Required work:
In the records below, pick out all lines containing the word "Gaussian".

========================================

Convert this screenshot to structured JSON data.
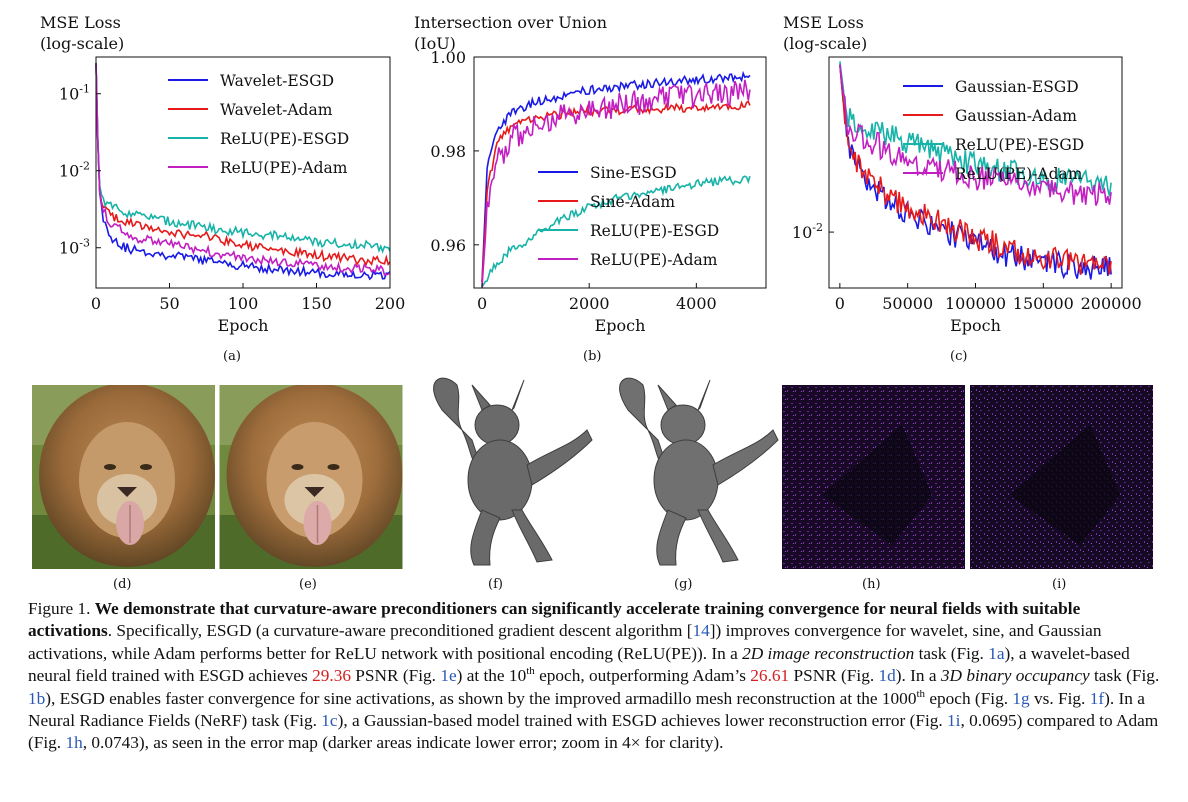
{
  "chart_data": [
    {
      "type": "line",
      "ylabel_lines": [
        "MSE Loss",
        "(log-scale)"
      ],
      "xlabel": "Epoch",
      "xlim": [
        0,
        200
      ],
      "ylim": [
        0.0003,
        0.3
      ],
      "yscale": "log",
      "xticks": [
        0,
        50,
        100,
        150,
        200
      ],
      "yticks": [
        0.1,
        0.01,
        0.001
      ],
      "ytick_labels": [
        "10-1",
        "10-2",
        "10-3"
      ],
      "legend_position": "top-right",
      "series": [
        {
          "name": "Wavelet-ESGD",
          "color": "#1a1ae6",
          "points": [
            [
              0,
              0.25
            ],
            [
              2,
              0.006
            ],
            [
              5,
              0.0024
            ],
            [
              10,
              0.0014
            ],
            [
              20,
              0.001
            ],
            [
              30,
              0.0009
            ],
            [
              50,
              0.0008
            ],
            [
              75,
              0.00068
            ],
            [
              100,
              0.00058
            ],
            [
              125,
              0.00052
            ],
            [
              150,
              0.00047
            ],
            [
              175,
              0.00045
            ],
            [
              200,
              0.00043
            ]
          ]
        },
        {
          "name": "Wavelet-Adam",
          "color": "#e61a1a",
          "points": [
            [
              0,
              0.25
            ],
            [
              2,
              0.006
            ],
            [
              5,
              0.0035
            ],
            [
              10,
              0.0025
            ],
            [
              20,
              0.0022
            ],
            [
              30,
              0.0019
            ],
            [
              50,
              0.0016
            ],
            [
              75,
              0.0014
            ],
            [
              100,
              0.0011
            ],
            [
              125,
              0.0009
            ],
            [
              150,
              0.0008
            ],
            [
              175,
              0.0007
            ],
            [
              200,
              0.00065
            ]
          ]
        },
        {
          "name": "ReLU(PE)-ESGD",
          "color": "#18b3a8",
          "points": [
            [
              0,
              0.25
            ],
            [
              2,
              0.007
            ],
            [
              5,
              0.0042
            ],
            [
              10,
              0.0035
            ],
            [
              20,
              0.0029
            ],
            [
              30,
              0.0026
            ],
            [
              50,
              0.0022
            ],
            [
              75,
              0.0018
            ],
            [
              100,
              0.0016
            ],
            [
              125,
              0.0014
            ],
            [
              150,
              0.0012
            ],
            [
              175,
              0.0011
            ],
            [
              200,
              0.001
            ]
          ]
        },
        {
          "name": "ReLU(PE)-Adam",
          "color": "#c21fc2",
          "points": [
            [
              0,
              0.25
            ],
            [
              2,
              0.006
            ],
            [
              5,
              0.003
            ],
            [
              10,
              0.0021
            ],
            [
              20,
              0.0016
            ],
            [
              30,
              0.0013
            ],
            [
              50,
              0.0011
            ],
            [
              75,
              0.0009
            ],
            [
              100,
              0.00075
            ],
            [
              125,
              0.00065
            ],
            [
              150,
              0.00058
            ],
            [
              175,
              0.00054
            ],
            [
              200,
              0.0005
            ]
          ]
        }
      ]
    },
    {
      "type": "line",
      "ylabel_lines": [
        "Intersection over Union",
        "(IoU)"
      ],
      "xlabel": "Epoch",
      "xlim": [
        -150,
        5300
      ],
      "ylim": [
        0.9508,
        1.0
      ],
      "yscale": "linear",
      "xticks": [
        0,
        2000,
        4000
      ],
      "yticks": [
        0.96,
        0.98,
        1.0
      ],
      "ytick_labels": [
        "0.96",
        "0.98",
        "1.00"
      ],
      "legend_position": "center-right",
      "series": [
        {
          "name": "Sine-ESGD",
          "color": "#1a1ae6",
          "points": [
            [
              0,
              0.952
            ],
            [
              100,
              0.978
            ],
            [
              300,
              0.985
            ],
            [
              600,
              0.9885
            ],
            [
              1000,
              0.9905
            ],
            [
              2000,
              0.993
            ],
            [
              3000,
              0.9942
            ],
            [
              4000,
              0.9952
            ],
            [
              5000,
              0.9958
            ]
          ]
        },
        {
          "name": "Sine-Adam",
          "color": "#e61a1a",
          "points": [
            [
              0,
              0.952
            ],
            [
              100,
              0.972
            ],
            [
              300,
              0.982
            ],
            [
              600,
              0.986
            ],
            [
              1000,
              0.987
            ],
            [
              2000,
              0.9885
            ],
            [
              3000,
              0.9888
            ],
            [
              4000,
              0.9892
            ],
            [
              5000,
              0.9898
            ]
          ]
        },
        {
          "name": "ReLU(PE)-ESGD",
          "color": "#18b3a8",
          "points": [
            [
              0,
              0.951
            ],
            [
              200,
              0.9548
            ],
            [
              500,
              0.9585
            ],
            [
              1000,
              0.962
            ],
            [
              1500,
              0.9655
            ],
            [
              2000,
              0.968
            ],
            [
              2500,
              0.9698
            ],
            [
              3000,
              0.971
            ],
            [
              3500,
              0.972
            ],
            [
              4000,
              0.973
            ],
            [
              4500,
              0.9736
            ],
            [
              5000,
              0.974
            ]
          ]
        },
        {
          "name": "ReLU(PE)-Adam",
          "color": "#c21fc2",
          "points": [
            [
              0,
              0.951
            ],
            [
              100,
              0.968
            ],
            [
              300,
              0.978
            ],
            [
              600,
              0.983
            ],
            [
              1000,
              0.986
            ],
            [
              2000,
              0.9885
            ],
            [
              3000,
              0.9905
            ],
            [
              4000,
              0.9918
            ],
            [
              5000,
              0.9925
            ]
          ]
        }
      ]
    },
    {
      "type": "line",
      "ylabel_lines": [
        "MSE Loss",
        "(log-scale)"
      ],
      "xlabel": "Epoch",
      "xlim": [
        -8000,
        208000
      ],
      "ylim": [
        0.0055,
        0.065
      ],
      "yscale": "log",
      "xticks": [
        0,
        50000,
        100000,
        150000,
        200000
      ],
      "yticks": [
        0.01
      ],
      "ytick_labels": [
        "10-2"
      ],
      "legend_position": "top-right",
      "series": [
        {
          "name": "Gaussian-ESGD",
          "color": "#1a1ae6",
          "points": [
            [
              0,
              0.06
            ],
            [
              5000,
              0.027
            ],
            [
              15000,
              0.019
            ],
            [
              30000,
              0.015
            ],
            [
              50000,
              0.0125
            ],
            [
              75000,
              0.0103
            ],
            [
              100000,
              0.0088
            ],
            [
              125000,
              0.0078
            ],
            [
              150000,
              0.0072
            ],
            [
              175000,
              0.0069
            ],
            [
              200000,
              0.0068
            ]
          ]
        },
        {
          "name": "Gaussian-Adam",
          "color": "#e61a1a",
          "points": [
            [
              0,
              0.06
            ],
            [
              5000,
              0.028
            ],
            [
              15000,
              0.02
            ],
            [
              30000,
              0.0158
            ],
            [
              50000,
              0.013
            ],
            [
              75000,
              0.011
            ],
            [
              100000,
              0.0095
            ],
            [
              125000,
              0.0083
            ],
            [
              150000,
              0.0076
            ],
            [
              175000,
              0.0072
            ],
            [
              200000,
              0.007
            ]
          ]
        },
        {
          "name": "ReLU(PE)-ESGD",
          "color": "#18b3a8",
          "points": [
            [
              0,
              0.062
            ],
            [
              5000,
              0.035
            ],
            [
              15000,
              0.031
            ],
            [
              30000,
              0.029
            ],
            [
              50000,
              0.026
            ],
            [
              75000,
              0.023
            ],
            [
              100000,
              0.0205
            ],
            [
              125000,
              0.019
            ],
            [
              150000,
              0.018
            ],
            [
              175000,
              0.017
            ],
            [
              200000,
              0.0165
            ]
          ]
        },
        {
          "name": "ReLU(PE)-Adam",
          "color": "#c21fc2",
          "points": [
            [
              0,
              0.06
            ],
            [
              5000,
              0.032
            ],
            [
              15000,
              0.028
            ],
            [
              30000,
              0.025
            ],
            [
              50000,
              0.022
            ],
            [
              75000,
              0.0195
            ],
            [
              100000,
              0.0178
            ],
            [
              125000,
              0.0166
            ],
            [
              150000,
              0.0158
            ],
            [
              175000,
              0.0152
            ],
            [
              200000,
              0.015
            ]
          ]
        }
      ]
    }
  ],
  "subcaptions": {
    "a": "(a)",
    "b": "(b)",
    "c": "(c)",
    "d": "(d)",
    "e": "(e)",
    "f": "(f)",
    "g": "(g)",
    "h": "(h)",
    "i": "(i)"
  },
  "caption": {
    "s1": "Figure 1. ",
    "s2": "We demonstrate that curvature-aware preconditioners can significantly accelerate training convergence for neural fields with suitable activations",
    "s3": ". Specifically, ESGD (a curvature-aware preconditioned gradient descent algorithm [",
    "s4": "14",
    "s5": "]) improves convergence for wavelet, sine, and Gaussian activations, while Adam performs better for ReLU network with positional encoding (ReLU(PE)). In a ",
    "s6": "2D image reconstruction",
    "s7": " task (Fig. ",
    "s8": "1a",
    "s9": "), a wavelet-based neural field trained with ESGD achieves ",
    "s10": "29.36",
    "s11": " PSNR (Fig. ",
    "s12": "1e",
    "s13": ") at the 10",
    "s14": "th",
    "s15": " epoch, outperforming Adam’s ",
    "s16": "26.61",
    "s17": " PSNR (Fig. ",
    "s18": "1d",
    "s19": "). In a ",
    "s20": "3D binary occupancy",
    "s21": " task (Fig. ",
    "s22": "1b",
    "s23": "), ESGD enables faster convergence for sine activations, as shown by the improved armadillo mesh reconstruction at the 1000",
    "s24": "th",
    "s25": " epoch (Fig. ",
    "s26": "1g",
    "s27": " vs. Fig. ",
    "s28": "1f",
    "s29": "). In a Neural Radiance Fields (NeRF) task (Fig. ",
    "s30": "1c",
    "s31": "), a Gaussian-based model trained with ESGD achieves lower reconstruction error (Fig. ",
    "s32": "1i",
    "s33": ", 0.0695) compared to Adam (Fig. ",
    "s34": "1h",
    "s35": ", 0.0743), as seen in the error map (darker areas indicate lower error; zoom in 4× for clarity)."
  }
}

========================================

Full output:
          "name": "Gaussian-ESGD",
          "name": "Gaussian-Adam",
    "s5": "]) improves convergence for wavelet, sine, and Gaussian activations, while Adam performs better for ReLU network with positional encoding (ReLU(PE)). In a ",
    "s31": "), a Gaussian-based model trained with ESGD achieves lower reconstruction error (Fig. ",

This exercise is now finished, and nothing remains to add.